Exercise goal:
For every line below, output the text exactly and leave out images.

Dataset listings of figures
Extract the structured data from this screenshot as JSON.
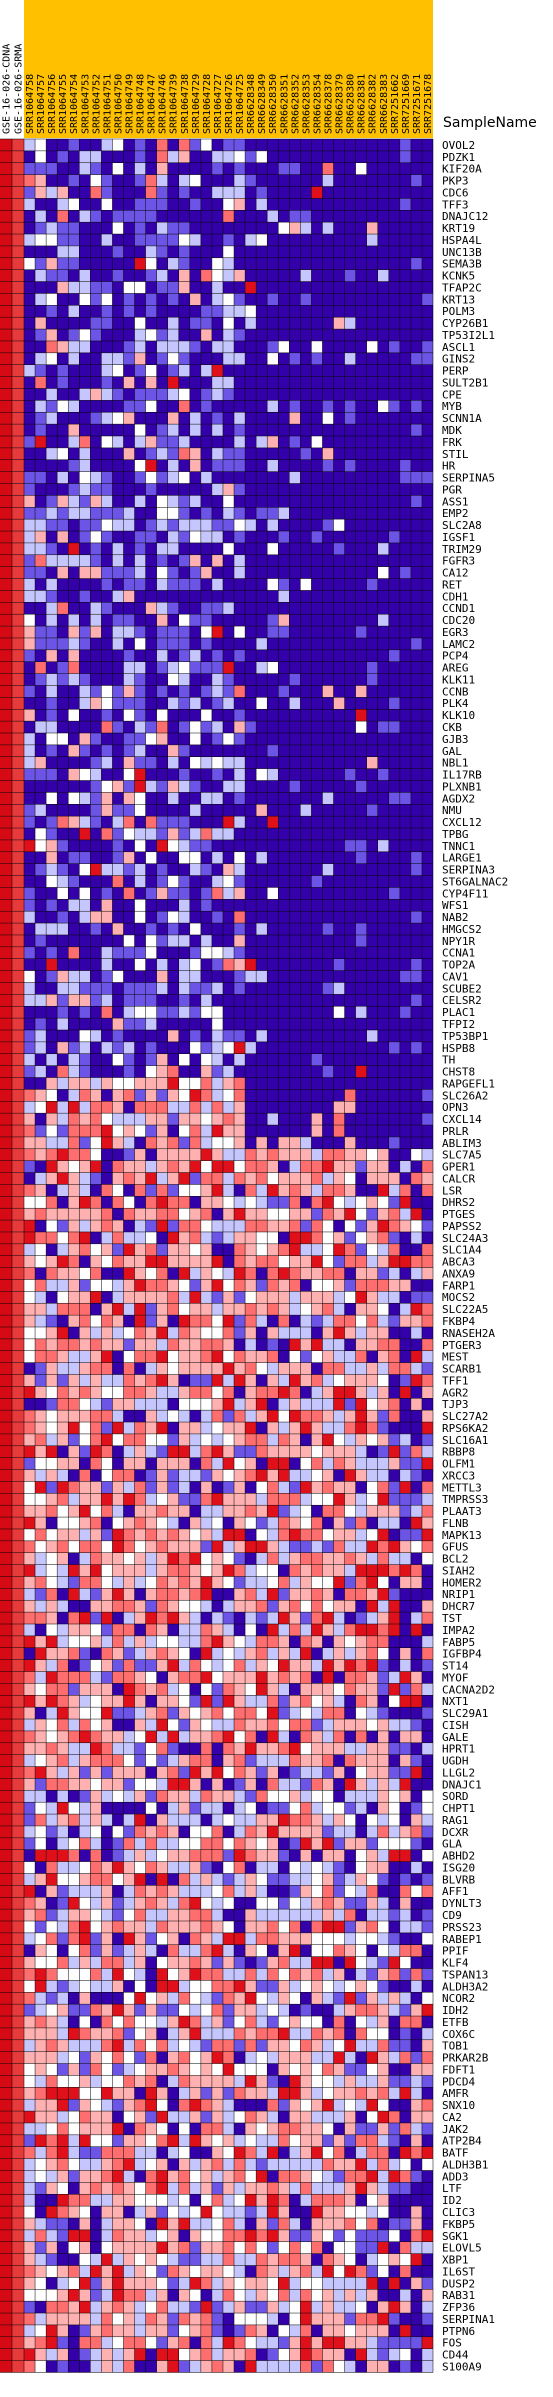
{
  "chart_data": {
    "type": "heatmap",
    "row_header": "SampleName",
    "palette": {
      "-3": "#3300aa",
      "-2": "#6c55e6",
      "-1": "#c6c6ff",
      "0": "#ffffff",
      "1": "#ffb0b0",
      "2": "#ff6e6e",
      "3": "#e0101a"
    },
    "colorbar_colors": [
      "#d50a15",
      "#e73a3a"
    ],
    "header_band_colors": [
      "#ffffff",
      "#ffc000",
      "#ffffff",
      "#ffc000",
      "#ffffff"
    ],
    "columns": [
      "GSE-16-026-CDNA",
      "GSE-16-026-SRMA",
      "SRR1064758",
      "SRR1064757",
      "SRR1064756",
      "SRR1064755",
      "SRR1064754",
      "SRR1064753",
      "SRR1064752",
      "SRR1064751",
      "SRR1064750",
      "SRR1064749",
      "SRR1064748",
      "SRR1064747",
      "SRR1064746",
      "SRR1064739",
      "SRR1064738",
      "SRR1064729",
      "SRR1064728",
      "SRR1064727",
      "SRR1064726",
      "SRR1064725",
      "SRR6628348",
      "SRR6628349",
      "SRR6628350",
      "SRR6628351",
      "SRR6628352",
      "SRR6628353",
      "SRR6628354",
      "SRR6628378",
      "SRR6628379",
      "SRR6628380",
      "SRR6628381",
      "SRR6628382",
      "SRR6628383",
      "SRR7251662",
      "SRR7251669",
      "SRR7251671",
      "SRR7251678"
    ],
    "genes": [
      "OVOL2",
      "PDZK1",
      "KIF20A",
      "PKP3",
      "CDC6",
      "TFF3",
      "DNAJC12",
      "KRT19",
      "HSPA4L",
      "UNC13B",
      "SEMA3B",
      "KCNK5",
      "TFAP2C",
      "KRT13",
      "POLM3",
      "CYP26B1",
      "TP53I2L1",
      "ASCL1",
      "GINS2",
      "PERP",
      "SULT2B1",
      "CPE",
      "MYB",
      "SCNN1A",
      "MDK",
      "FRK",
      "STIL",
      "HR",
      "SERPINA5",
      "PGR",
      "ASS1",
      "EMP2",
      "SLC2A8",
      "IGSF1",
      "TRIM29",
      "FGFR3",
      "CA12",
      "RET",
      "CDH1",
      "CCND1",
      "CDC20",
      "EGR3",
      "LAMC2",
      "PCP4",
      "AREG",
      "KLK11",
      "CCNB",
      "PLK4",
      "KLK10",
      "CKB",
      "GJB3",
      "GAL",
      "NBL1",
      "IL17RB",
      "PLXNB1",
      "AGDX2",
      "NMU",
      "CXCL12",
      "TPBG",
      "TNNC1",
      "LARGE1",
      "SERPINA3",
      "ST6GALNAC2",
      "CYP4F11",
      "WFS1",
      "NAB2",
      "HMGCS2",
      "NPY1R",
      "CCNA1",
      "TOP2A",
      "CAV1",
      "SCUBE2",
      "CELSR2",
      "PLAC1",
      "TFPI2",
      "TP53BP1",
      "HSPB8",
      "TH",
      "CHST8",
      "RAPGEFL1",
      "SLC26A2",
      "OPN3",
      "CXCL14",
      "PRLR",
      "ABLIM3",
      "SLC7A5",
      "GPER1",
      "CALCR",
      "LSR",
      "DHRS2",
      "PTGES",
      "PAPSS2",
      "SLC24A3",
      "SLC1A4",
      "ABCA3",
      "ANXA9",
      "FARP1",
      "MOCS2",
      "SLC22A5",
      "FKBP4",
      "RNASEH2A",
      "PTGER3",
      "MEST",
      "SCARB1",
      "TFF1",
      "AGR2",
      "TJP3",
      "SLC27A2",
      "RPS6KA2",
      "SLC16A1",
      "RBBP8",
      "OLFM1",
      "XRCC3",
      "METTL3",
      "TMPRSS3",
      "PLAAT3",
      "FLNB",
      "MAPK13",
      "GFUS",
      "BCL2",
      "SIAH2",
      "HOMER2",
      "NRIP1",
      "DHCR7",
      "TST",
      "IMPA2",
      "FABP5",
      "IGFBP4",
      "ST14",
      "MYOF",
      "CACNA2D2",
      "NXT1",
      "SLC29A1",
      "CISH",
      "GALE",
      "HPRT1",
      "UGDH",
      "LLGL2",
      "DNAJC1",
      "SORD",
      "CHPT1",
      "RAG1",
      "DCXR",
      "GLA",
      "ABHD2",
      "ISG20",
      "BLVRB",
      "AFF1",
      "DYNLT3",
      "CD9",
      "PRSS23",
      "RABEP1",
      "PPIF",
      "KLF4",
      "TSPAN13",
      "ALDH3A2",
      "NCOR2",
      "IDH2",
      "ETFB",
      "COX6C",
      "TOB1",
      "PRKAR2B",
      "FDFT1",
      "PDCD4",
      "AMFR",
      "SNX10",
      "CA2",
      "JAK2",
      "ATP2B4",
      "BATF",
      "ALDH3B1",
      "ADD3",
      "LTF",
      "ID2",
      "CLIC3",
      "FKBP5",
      "SGK1",
      "ELOVL5",
      "XBP1",
      "IL6ST",
      "DUSP2",
      "RAB31",
      "ZFP36",
      "SERPINA1",
      "PTPN6",
      "FOS",
      "CD44",
      "S100A9"
    ]
  }
}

Expected answer:
Extract the structured data from this screenshot as JSON.
{
  "chart_data": {
    "type": "heatmap",
    "row_header": "SampleName",
    "palette": {
      "-3": "#3300aa",
      "-2": "#6c55e6",
      "-1": "#c6c6ff",
      "0": "#ffffff",
      "1": "#ffb0b0",
      "2": "#ff6e6e",
      "3": "#e0101a"
    },
    "colorbar_colors": [
      "#d50a15",
      "#e73a3a"
    ],
    "header_band_colors": [
      "#ffffff",
      "#ffc000",
      "#ffffff",
      "#ffc000",
      "#ffffff"
    ],
    "columns": [
      "GSE-16-026-CDNA",
      "GSE-16-026-SRMA",
      "SRR1064758",
      "SRR1064757",
      "SRR1064756",
      "SRR1064755",
      "SRR1064754",
      "SRR1064753",
      "SRR1064752",
      "SRR1064751",
      "SRR1064750",
      "SRR1064749",
      "SRR1064748",
      "SRR1064747",
      "SRR1064746",
      "SRR1064739",
      "SRR1064738",
      "SRR1064729",
      "SRR1064728",
      "SRR1064727",
      "SRR1064726",
      "SRR1064725",
      "SRR6628348",
      "SRR6628349",
      "SRR6628350",
      "SRR6628351",
      "SRR6628352",
      "SRR6628353",
      "SRR6628354",
      "SRR6628378",
      "SRR6628379",
      "SRR6628380",
      "SRR6628381",
      "SRR6628382",
      "SRR6628383",
      "SRR7251662",
      "SRR7251669",
      "SRR7251671",
      "SRR7251678"
    ],
    "genes": [
      "OVOL2",
      "PDZK1",
      "KIF20A",
      "PKP3",
      "CDC6",
      "TFF3",
      "DNAJC12",
      "KRT19",
      "HSPA4L",
      "UNC13B",
      "SEMA3B",
      "KCNK5",
      "TFAP2C",
      "KRT13",
      "POLM3",
      "CYP26B1",
      "TP53I2L1",
      "ASCL1",
      "GINS2",
      "PERP",
      "SULT2B1",
      "CPE",
      "MYB",
      "SCNN1A",
      "MDK",
      "FRK",
      "STIL",
      "HR",
      "SERPINA5",
      "PGR",
      "ASS1",
      "EMP2",
      "SLC2A8",
      "IGSF1",
      "TRIM29",
      "FGFR3",
      "CA12",
      "RET",
      "CDH1",
      "CCND1",
      "CDC20",
      "EGR3",
      "LAMC2",
      "PCP4",
      "AREG",
      "KLK11",
      "CCNB",
      "PLK4",
      "KLK10",
      "CKB",
      "GJB3",
      "GAL",
      "NBL1",
      "IL17RB",
      "PLXNB1",
      "AGDX2",
      "NMU",
      "CXCL12",
      "TPBG",
      "TNNC1",
      "LARGE1",
      "SERPINA3",
      "ST6GALNAC2",
      "CYP4F11",
      "WFS1",
      "NAB2",
      "HMGCS2",
      "NPY1R",
      "CCNA1",
      "TOP2A",
      "CAV1",
      "SCUBE2",
      "CELSR2",
      "PLAC1",
      "TFPI2",
      "TP53BP1",
      "HSPB8",
      "TH",
      "CHST8",
      "RAPGEFL1",
      "SLC26A2",
      "OPN3",
      "CXCL14",
      "PRLR",
      "ABLIM3",
      "SLC7A5",
      "GPER1",
      "CALCR",
      "LSR",
      "DHRS2",
      "PTGES",
      "PAPSS2",
      "SLC24A3",
      "SLC1A4",
      "ABCA3",
      "ANXA9",
      "FARP1",
      "MOCS2",
      "SLC22A5",
      "FKBP4",
      "RNASEH2A",
      "PTGER3",
      "MEST",
      "SCARB1",
      "TFF1",
      "AGR2",
      "TJP3",
      "SLC27A2",
      "RPS6KA2",
      "SLC16A1",
      "RBBP8",
      "OLFM1",
      "XRCC3",
      "METTL3",
      "TMPRSS3",
      "PLAAT3",
      "FLNB",
      "MAPK13",
      "GFUS",
      "BCL2",
      "SIAH2",
      "HOMER2",
      "NRIP1",
      "DHCR7",
      "TST",
      "IMPA2",
      "FABP5",
      "IGFBP4",
      "ST14",
      "MYOF",
      "CACNA2D2",
      "NXT1",
      "SLC29A1",
      "CISH",
      "GALE",
      "HPRT1",
      "UGDH",
      "LLGL2",
      "DNAJC1",
      "SORD",
      "CHPT1",
      "RAG1",
      "DCXR",
      "GLA",
      "ABHD2",
      "ISG20",
      "BLVRB",
      "AFF1",
      "DYNLT3",
      "CD9",
      "PRSS23",
      "RABEP1",
      "PPIF",
      "KLF4",
      "TSPAN13",
      "ALDH3A2",
      "NCOR2",
      "IDH2",
      "ETFB",
      "COX6C",
      "TOB1",
      "PRKAR2B",
      "FDFT1",
      "PDCD4",
      "AMFR",
      "SNX10",
      "CA2",
      "JAK2",
      "ATP2B4",
      "BATF",
      "ALDH3B1",
      "ADD3",
      "LTF",
      "ID2",
      "CLIC3",
      "FKBP5",
      "SGK1",
      "ELOVL5",
      "XBP1",
      "IL6ST",
      "DUSP2",
      "RAB31",
      "ZFP36",
      "SERPINA1",
      "PTPN6",
      "FOS",
      "CD44",
      "S100A9"
    ]
  }
}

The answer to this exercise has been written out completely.